Exercise goal
Your task is to print the material below exactly as presented.

[Part of a data file]
--- Start ---

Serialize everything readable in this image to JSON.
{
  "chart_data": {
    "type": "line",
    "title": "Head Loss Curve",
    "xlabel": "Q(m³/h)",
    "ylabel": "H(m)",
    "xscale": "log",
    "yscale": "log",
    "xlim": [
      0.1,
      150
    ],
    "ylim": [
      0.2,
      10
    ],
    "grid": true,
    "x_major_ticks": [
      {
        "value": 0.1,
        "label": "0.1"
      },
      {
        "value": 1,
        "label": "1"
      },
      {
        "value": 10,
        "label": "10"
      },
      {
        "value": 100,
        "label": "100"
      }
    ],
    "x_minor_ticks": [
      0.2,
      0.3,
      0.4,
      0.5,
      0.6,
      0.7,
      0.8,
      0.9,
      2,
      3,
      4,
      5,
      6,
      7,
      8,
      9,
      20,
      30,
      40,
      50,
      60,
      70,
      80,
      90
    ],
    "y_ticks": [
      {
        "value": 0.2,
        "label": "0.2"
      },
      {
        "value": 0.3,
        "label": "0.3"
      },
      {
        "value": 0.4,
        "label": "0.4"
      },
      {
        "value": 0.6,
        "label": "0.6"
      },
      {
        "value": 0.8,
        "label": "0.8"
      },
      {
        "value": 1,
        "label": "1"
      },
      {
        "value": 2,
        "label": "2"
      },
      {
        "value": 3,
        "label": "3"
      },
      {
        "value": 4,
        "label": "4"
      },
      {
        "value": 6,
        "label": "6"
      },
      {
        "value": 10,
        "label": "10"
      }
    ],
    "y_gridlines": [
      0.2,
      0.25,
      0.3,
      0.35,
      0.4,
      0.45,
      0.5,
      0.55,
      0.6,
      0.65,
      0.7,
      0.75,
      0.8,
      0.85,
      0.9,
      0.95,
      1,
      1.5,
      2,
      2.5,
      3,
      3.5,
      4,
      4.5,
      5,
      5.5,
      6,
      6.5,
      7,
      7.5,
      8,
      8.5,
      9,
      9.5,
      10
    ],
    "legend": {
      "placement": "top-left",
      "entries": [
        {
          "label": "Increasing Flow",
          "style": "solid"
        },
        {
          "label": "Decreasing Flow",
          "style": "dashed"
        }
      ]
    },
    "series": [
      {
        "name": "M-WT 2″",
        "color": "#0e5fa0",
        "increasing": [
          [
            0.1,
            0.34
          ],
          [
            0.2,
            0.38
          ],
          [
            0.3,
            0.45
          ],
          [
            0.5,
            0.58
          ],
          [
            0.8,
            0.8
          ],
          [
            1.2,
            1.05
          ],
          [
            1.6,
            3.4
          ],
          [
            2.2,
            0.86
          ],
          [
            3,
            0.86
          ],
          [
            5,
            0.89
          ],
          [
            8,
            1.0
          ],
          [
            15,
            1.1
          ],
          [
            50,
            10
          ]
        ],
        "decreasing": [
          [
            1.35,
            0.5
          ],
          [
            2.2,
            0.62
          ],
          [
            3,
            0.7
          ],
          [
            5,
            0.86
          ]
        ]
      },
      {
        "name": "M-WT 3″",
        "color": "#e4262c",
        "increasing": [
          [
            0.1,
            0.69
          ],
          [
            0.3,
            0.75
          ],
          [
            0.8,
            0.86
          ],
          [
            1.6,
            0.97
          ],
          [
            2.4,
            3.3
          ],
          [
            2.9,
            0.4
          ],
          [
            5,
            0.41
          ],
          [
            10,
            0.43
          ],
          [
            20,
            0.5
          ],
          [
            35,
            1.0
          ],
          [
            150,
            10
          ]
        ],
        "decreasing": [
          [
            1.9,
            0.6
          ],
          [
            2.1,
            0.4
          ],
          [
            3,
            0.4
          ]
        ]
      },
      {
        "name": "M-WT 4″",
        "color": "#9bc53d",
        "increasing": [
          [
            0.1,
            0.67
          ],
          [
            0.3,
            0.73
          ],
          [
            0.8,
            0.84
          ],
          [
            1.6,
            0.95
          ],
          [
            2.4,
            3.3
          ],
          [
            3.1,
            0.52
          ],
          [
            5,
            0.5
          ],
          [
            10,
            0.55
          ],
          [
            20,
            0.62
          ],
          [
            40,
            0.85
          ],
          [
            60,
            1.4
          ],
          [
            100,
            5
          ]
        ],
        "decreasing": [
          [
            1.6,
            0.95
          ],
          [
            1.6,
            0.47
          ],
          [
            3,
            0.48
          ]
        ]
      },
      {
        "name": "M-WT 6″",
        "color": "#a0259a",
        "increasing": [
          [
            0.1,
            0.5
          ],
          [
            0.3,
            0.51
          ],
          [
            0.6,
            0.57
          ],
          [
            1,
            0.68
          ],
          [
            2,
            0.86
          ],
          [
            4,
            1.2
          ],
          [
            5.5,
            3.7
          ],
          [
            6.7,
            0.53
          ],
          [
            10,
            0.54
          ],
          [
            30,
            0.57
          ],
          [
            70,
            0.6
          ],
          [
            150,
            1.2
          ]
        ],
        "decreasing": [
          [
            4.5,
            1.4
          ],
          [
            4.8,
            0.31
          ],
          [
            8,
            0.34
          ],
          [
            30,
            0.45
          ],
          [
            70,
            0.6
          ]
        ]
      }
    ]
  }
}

--- End ---

The result
Serialize everything readable in this image to JSON.
{
  "chart_data": {
    "type": "line",
    "title": "Head Loss Curve",
    "xlabel": "Q(m³/h)",
    "ylabel": "H(m)",
    "xscale": "log",
    "yscale": "log",
    "xlim": [
      0.1,
      150
    ],
    "ylim": [
      0.2,
      10
    ],
    "grid": true,
    "x_major_ticks": [
      {
        "value": 0.1,
        "label": "0.1"
      },
      {
        "value": 1,
        "label": "1"
      },
      {
        "value": 10,
        "label": "10"
      },
      {
        "value": 100,
        "label": "100"
      }
    ],
    "x_minor_ticks": [
      0.2,
      0.3,
      0.4,
      0.5,
      0.6,
      0.7,
      0.8,
      0.9,
      2,
      3,
      4,
      5,
      6,
      7,
      8,
      9,
      20,
      30,
      40,
      50,
      60,
      70,
      80,
      90
    ],
    "y_ticks": [
      {
        "value": 0.2,
        "label": "0.2"
      },
      {
        "value": 0.3,
        "label": "0.3"
      },
      {
        "value": 0.4,
        "label": "0.4"
      },
      {
        "value": 0.6,
        "label": "0.6"
      },
      {
        "value": 0.8,
        "label": "0.8"
      },
      {
        "value": 1,
        "label": "1"
      },
      {
        "value": 2,
        "label": "2"
      },
      {
        "value": 3,
        "label": "3"
      },
      {
        "value": 4,
        "label": "4"
      },
      {
        "value": 6,
        "label": "6"
      },
      {
        "value": 10,
        "label": "10"
      }
    ],
    "y_gridlines": [
      0.2,
      0.25,
      0.3,
      0.35,
      0.4,
      0.45,
      0.5,
      0.55,
      0.6,
      0.65,
      0.7,
      0.75,
      0.8,
      0.85,
      0.9,
      0.95,
      1,
      1.5,
      2,
      2.5,
      3,
      3.5,
      4,
      4.5,
      5,
      5.5,
      6,
      6.5,
      7,
      7.5,
      8,
      8.5,
      9,
      9.5,
      10
    ],
    "legend": {
      "placement": "top-left",
      "entries": [
        {
          "label": "Increasing Flow",
          "style": "solid"
        },
        {
          "label": "Decreasing Flow",
          "style": "dashed"
        }
      ]
    },
    "series": [
      {
        "name": "M-WT 2″",
        "color": "#0e5fa0",
        "increasing": [
          [
            0.1,
            0.34
          ],
          [
            0.2,
            0.38
          ],
          [
            0.3,
            0.45
          ],
          [
            0.5,
            0.58
          ],
          [
            0.8,
            0.8
          ],
          [
            1.2,
            1.05
          ],
          [
            1.6,
            3.4
          ],
          [
            2.2,
            0.86
          ],
          [
            3,
            0.86
          ],
          [
            5,
            0.89
          ],
          [
            8,
            1.0
          ],
          [
            15,
            1.1
          ],
          [
            50,
            10
          ]
        ],
        "decreasing": [
          [
            1.35,
            0.5
          ],
          [
            2.2,
            0.62
          ],
          [
            3,
            0.7
          ],
          [
            5,
            0.86
          ]
        ]
      },
      {
        "name": "M-WT 3″",
        "color": "#e4262c",
        "increasing": [
          [
            0.1,
            0.69
          ],
          [
            0.3,
            0.75
          ],
          [
            0.8,
            0.86
          ],
          [
            1.6,
            0.97
          ],
          [
            2.4,
            3.3
          ],
          [
            2.9,
            0.4
          ],
          [
            5,
            0.41
          ],
          [
            10,
            0.43
          ],
          [
            20,
            0.5
          ],
          [
            35,
            1.0
          ],
          [
            150,
            10
          ]
        ],
        "decreasing": [
          [
            1.9,
            0.6
          ],
          [
            2.1,
            0.4
          ],
          [
            3,
            0.4
          ]
        ]
      },
      {
        "name": "M-WT 4″",
        "color": "#9bc53d",
        "increasing": [
          [
            0.1,
            0.67
          ],
          [
            0.3,
            0.73
          ],
          [
            0.8,
            0.84
          ],
          [
            1.6,
            0.95
          ],
          [
            2.4,
            3.3
          ],
          [
            3.1,
            0.52
          ],
          [
            5,
            0.5
          ],
          [
            10,
            0.55
          ],
          [
            20,
            0.62
          ],
          [
            40,
            0.85
          ],
          [
            60,
            1.4
          ],
          [
            100,
            5
          ]
        ],
        "decreasing": [
          [
            1.6,
            0.95
          ],
          [
            1.6,
            0.47
          ],
          [
            3,
            0.48
          ]
        ]
      },
      {
        "name": "M-WT 6″",
        "color": "#a0259a",
        "increasing": [
          [
            0.1,
            0.5
          ],
          [
            0.3,
            0.51
          ],
          [
            0.6,
            0.57
          ],
          [
            1,
            0.68
          ],
          [
            2,
            0.86
          ],
          [
            4,
            1.2
          ],
          [
            5.5,
            3.7
          ],
          [
            6.7,
            0.53
          ],
          [
            10,
            0.54
          ],
          [
            30,
            0.57
          ],
          [
            70,
            0.6
          ],
          [
            150,
            1.2
          ]
        ],
        "decreasing": [
          [
            4.5,
            1.4
          ],
          [
            4.8,
            0.31
          ],
          [
            8,
            0.34
          ],
          [
            30,
            0.45
          ],
          [
            70,
            0.6
          ]
        ]
      }
    ]
  }
}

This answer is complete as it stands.